• [Exercise material]
- - - -

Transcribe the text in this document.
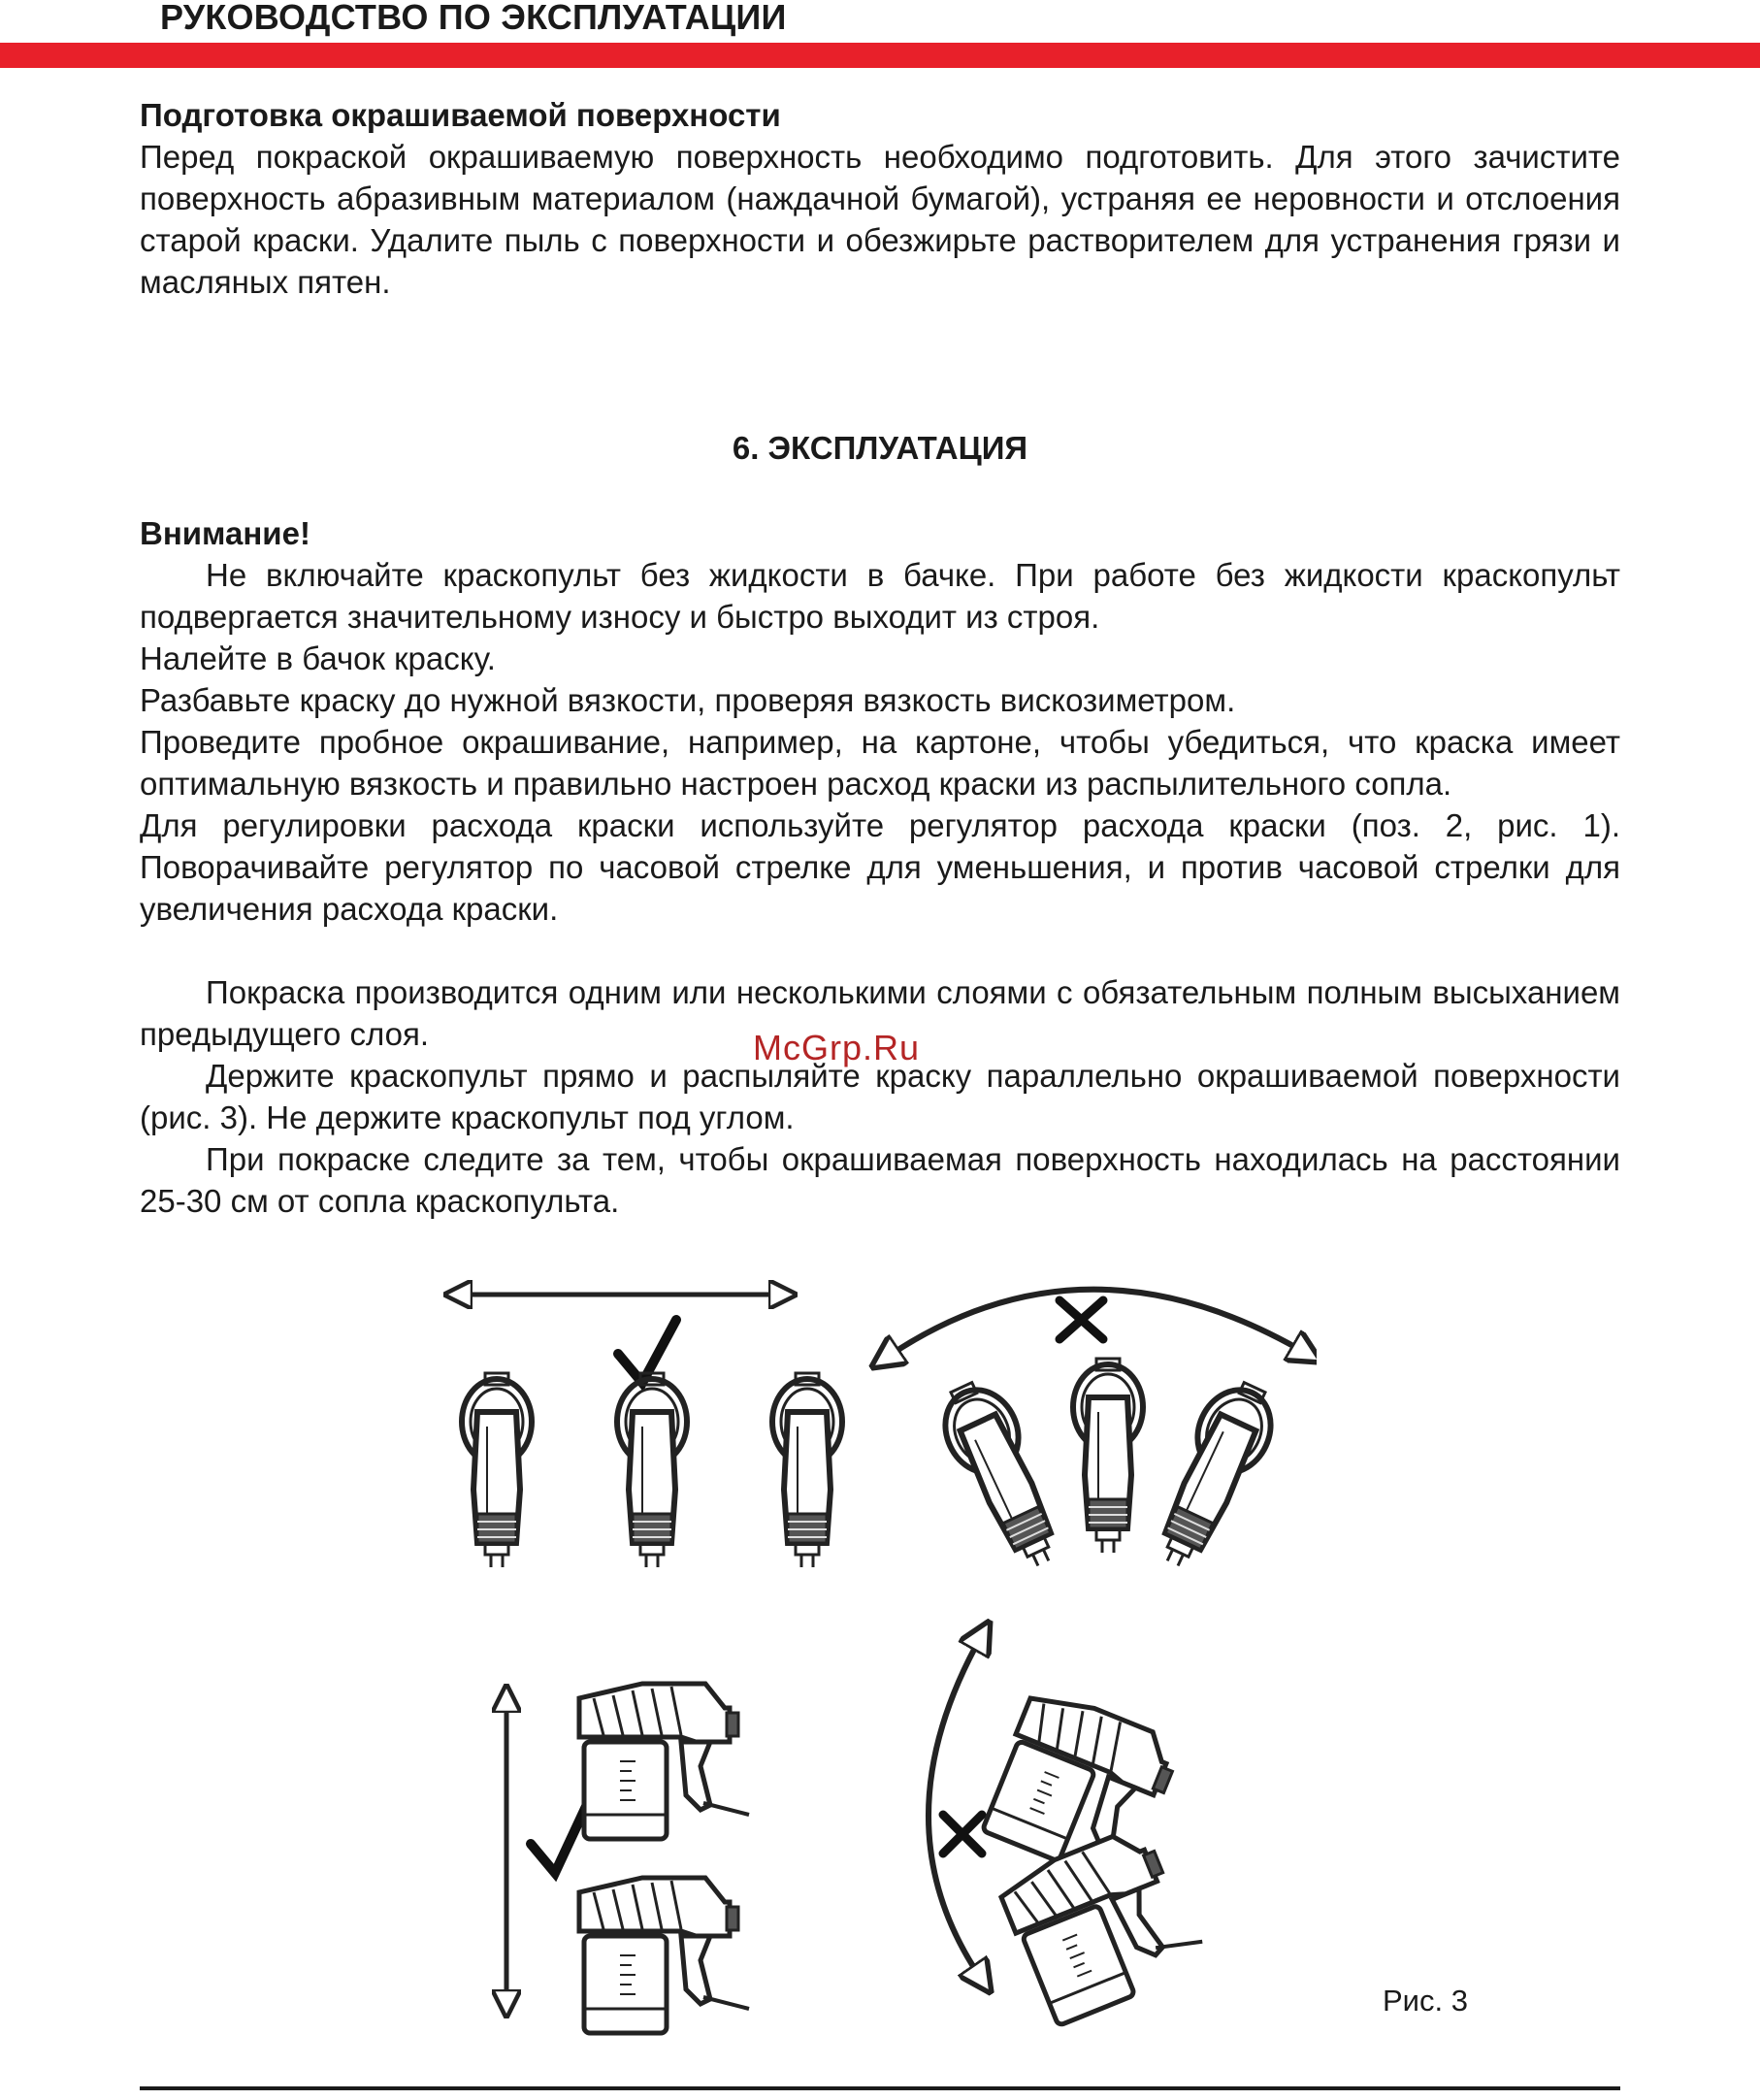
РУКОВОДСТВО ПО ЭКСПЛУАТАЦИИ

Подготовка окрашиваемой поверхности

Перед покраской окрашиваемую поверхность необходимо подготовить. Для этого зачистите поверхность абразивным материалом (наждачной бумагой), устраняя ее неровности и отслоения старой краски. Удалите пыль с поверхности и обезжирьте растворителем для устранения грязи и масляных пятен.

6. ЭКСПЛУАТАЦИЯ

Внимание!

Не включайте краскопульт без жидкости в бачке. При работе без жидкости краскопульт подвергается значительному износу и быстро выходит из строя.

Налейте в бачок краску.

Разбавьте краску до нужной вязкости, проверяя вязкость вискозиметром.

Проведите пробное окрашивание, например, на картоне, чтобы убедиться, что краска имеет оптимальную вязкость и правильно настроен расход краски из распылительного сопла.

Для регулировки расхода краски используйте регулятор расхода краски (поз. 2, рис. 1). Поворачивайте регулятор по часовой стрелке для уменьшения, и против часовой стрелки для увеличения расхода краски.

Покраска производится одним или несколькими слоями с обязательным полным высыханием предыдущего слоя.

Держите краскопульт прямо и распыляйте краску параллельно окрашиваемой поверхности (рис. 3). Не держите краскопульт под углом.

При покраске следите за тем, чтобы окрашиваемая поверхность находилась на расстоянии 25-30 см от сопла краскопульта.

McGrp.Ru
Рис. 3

- - - -

• [Aim] Each line in the data that holds the string "краску" should be found and copied.

• [Completed task]
Налейте в бачок краску.
Разбавьте краску до нужной вязкости, проверяя вязкость вискозиметром.
Держите краскопульт прямо и распыляйте краску параллельно окрашиваемой поверхности (рис. 3). Не держите краскопульт под углом.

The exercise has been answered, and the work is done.